AIM: Go through the listing and return every line with "trong" in it.

Saved entries:
⟨

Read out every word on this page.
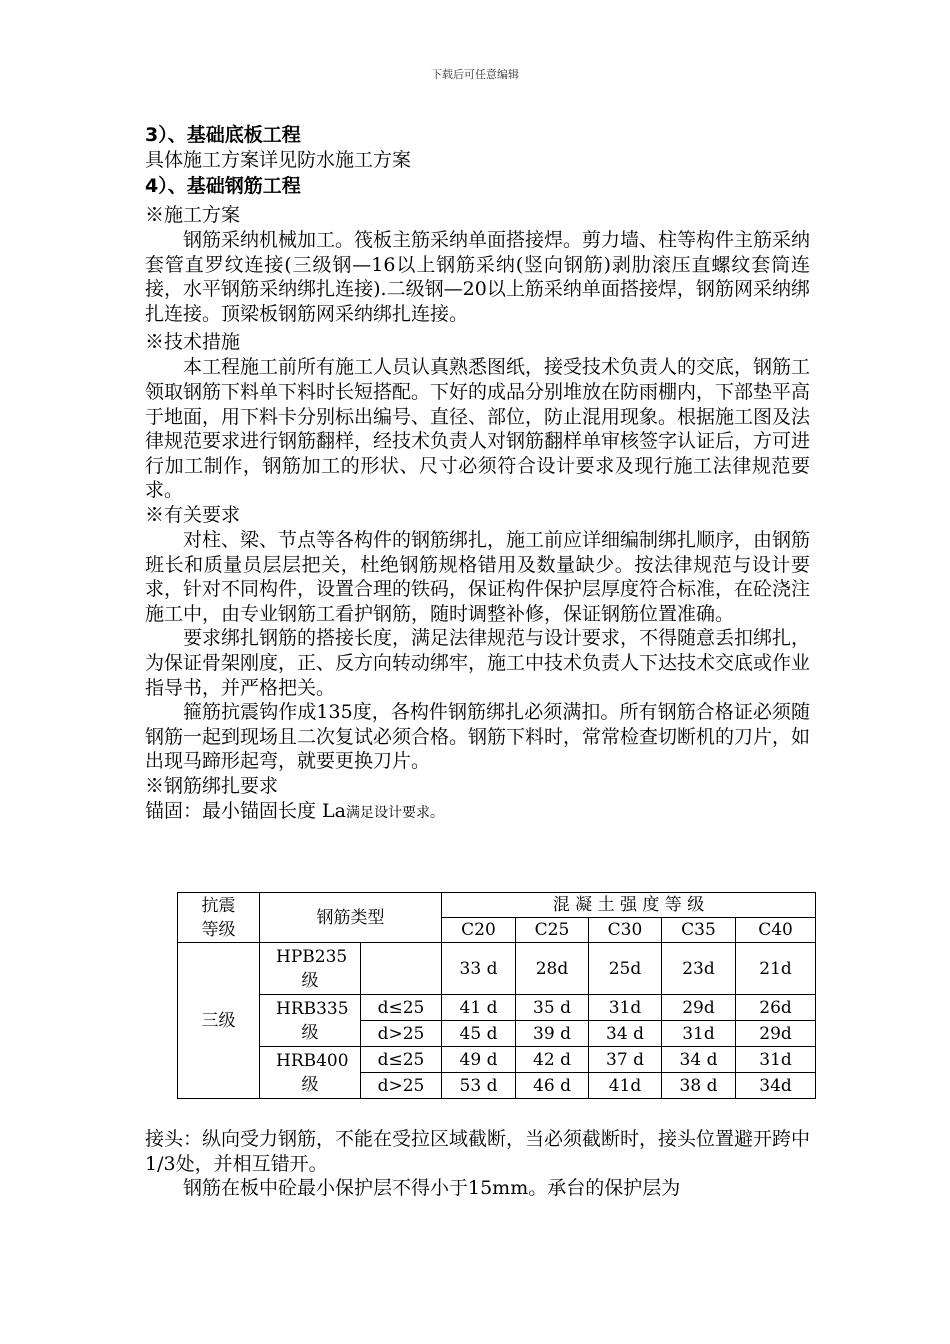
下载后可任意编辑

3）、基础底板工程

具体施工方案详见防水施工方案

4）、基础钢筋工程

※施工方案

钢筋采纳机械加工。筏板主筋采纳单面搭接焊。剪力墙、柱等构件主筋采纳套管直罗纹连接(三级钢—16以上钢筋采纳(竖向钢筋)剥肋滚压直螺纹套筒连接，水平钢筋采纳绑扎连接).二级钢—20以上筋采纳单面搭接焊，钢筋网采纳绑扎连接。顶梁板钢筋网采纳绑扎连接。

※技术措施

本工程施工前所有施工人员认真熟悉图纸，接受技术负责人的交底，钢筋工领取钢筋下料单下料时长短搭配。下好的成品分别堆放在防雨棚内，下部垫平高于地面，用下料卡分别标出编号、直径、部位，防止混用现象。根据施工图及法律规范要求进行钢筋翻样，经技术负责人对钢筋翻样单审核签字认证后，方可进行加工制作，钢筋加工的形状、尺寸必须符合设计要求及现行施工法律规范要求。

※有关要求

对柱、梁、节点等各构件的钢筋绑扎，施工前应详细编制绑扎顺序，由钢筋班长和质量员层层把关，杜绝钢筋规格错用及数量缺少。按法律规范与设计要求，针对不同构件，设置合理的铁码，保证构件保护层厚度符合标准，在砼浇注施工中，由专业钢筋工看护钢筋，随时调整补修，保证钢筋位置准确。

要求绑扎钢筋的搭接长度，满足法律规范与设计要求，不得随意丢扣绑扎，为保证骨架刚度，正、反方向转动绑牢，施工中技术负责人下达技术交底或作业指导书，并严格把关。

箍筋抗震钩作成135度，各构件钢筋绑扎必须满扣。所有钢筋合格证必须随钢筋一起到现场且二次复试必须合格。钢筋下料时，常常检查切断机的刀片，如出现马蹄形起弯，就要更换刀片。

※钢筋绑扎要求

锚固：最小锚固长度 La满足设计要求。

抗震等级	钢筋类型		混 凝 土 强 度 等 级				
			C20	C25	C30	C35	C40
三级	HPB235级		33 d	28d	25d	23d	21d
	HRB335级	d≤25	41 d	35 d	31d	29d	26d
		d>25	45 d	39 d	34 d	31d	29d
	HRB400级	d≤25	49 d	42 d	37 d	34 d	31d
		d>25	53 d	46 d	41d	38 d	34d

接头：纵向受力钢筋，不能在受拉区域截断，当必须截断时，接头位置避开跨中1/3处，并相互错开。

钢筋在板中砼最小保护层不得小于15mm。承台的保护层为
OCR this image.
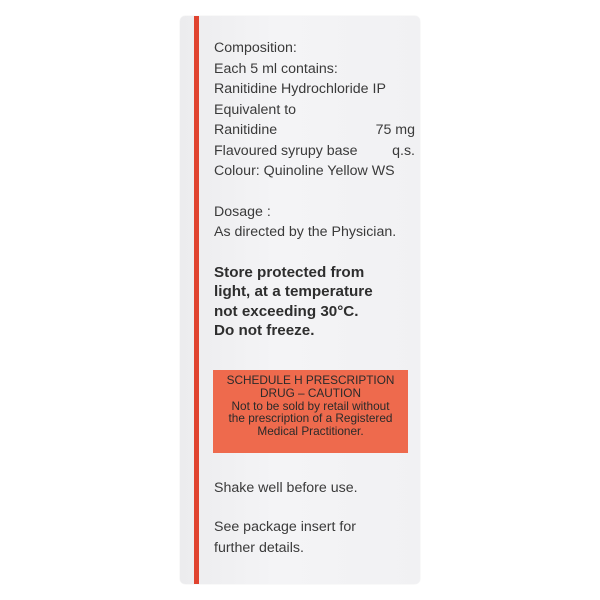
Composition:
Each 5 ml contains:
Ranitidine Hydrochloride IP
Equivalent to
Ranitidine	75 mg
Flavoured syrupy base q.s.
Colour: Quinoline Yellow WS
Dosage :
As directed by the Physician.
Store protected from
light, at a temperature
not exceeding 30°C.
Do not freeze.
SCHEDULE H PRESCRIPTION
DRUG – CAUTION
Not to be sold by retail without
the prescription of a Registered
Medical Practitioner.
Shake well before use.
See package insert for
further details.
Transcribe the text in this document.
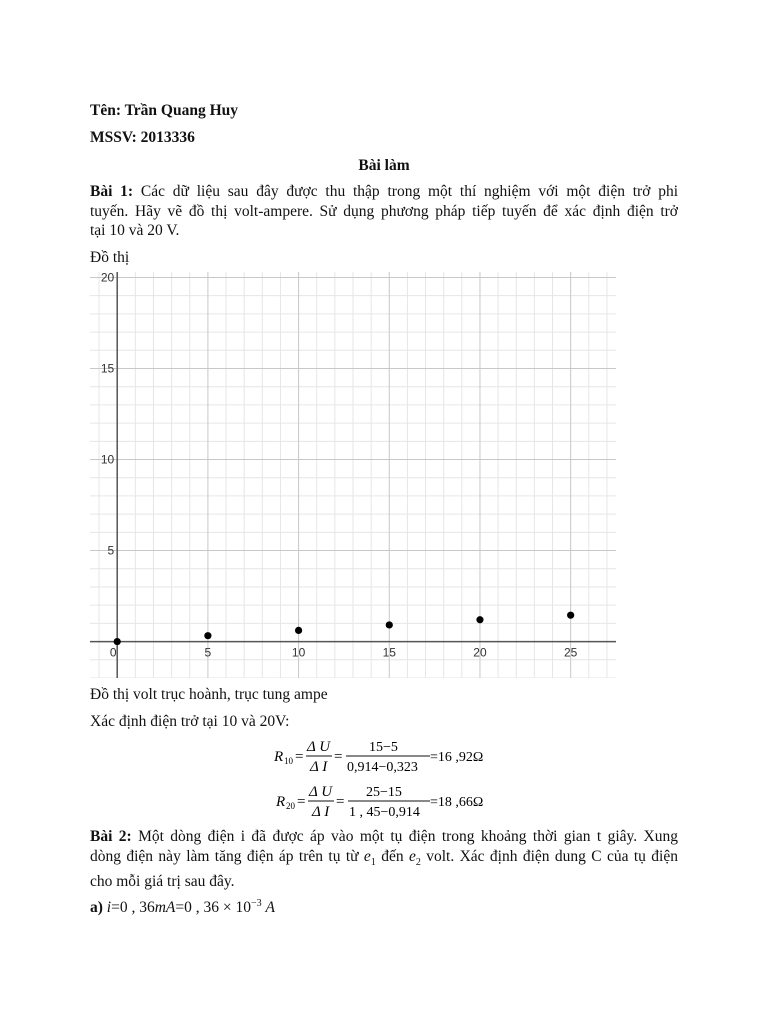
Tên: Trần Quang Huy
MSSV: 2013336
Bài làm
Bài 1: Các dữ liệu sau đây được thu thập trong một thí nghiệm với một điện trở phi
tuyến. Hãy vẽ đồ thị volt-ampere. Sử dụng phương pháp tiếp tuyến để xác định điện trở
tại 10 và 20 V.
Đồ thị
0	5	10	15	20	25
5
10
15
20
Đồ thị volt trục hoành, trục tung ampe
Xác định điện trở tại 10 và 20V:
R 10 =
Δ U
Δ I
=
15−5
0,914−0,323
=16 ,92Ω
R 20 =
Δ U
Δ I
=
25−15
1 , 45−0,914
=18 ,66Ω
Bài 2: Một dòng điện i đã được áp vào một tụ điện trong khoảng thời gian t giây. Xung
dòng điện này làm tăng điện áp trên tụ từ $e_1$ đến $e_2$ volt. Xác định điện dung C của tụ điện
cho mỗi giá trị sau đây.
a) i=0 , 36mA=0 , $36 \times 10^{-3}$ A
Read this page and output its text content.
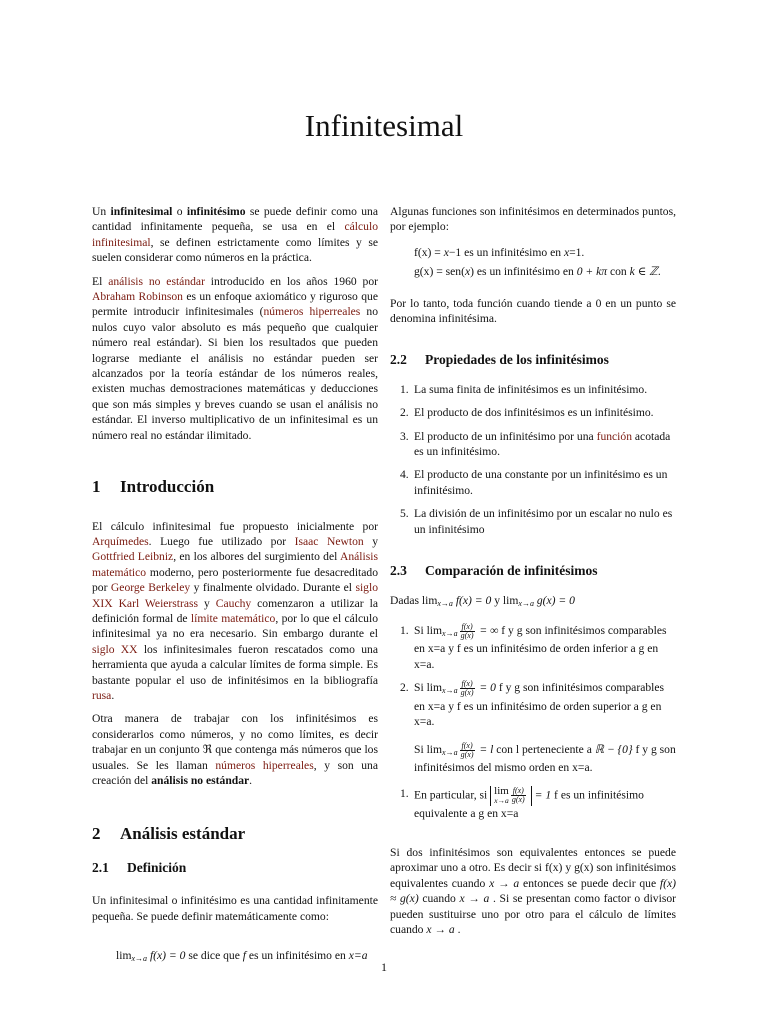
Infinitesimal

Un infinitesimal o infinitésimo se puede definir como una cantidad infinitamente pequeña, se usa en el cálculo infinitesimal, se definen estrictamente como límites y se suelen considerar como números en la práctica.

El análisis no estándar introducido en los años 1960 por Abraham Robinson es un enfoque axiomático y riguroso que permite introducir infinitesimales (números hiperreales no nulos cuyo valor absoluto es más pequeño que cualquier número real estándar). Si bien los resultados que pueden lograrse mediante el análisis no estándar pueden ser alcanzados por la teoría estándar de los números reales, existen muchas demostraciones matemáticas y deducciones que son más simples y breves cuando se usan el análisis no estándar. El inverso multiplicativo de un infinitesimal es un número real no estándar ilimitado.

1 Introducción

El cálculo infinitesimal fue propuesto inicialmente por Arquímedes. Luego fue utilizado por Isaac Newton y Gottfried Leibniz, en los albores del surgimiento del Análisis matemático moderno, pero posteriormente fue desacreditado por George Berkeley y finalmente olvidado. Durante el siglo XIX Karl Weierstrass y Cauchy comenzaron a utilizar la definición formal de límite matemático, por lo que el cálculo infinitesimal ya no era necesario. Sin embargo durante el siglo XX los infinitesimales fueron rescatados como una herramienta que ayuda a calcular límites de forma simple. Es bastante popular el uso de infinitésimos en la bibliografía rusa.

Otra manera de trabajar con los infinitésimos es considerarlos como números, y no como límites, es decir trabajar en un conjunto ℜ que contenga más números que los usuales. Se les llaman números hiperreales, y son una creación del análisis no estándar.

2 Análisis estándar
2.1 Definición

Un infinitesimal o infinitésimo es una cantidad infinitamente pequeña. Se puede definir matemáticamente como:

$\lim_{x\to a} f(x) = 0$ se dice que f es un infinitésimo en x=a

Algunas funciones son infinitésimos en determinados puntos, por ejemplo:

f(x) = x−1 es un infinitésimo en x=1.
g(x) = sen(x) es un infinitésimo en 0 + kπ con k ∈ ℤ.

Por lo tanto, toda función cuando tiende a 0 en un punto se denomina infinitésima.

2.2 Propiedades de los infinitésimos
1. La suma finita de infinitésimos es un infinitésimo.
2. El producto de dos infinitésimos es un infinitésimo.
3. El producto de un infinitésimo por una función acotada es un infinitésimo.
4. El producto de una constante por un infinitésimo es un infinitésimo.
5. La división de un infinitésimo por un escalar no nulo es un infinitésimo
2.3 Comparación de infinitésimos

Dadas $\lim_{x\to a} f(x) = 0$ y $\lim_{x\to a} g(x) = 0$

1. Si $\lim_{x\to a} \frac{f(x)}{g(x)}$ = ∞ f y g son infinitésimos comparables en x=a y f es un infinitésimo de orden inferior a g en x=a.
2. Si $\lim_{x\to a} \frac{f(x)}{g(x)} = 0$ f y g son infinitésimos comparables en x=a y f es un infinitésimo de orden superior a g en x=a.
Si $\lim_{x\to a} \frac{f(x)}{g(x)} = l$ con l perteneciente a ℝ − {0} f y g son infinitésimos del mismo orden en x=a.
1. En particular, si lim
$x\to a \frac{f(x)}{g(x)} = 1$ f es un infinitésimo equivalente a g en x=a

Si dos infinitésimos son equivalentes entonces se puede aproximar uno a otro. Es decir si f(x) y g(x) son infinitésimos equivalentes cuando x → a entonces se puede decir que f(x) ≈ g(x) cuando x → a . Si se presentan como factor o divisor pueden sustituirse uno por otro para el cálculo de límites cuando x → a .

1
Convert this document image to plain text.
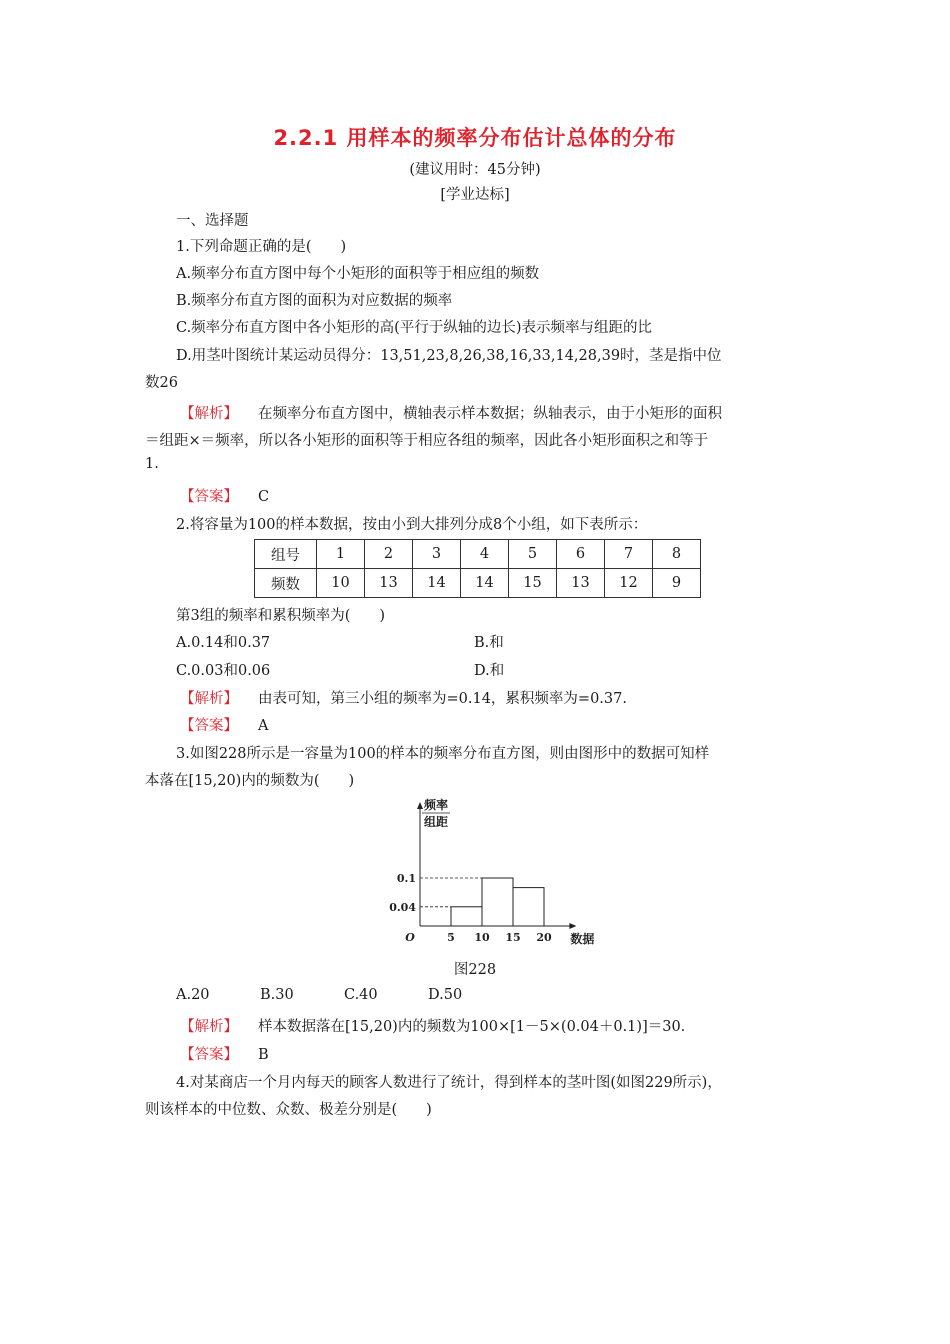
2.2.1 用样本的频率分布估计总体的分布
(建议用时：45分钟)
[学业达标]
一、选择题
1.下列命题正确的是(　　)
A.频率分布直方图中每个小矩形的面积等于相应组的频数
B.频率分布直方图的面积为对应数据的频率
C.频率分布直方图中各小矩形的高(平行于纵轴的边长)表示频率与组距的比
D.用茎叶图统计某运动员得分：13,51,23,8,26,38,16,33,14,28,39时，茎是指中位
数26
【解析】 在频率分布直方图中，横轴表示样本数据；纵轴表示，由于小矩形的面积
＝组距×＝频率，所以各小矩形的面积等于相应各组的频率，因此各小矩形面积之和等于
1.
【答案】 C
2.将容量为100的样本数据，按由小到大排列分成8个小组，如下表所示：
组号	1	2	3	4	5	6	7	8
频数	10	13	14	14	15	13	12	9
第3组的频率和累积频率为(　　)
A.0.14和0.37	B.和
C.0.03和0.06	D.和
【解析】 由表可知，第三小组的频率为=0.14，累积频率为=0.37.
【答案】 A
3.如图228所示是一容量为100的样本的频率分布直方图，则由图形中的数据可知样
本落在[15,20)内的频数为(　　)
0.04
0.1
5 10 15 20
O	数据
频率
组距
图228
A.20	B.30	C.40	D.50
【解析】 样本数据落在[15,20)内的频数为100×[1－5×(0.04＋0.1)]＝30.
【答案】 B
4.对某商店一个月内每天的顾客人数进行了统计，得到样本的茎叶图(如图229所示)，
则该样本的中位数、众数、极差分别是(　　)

⟩

WRITTEN ANSWER:
Bài 1: Các dữ liệu sau đây được thu thập trong một thí nghiệm với một điện trở phi
Bài 2: Một dòng điện i đã được áp vào một tụ điện trong khoảng thời gian t giây. Xung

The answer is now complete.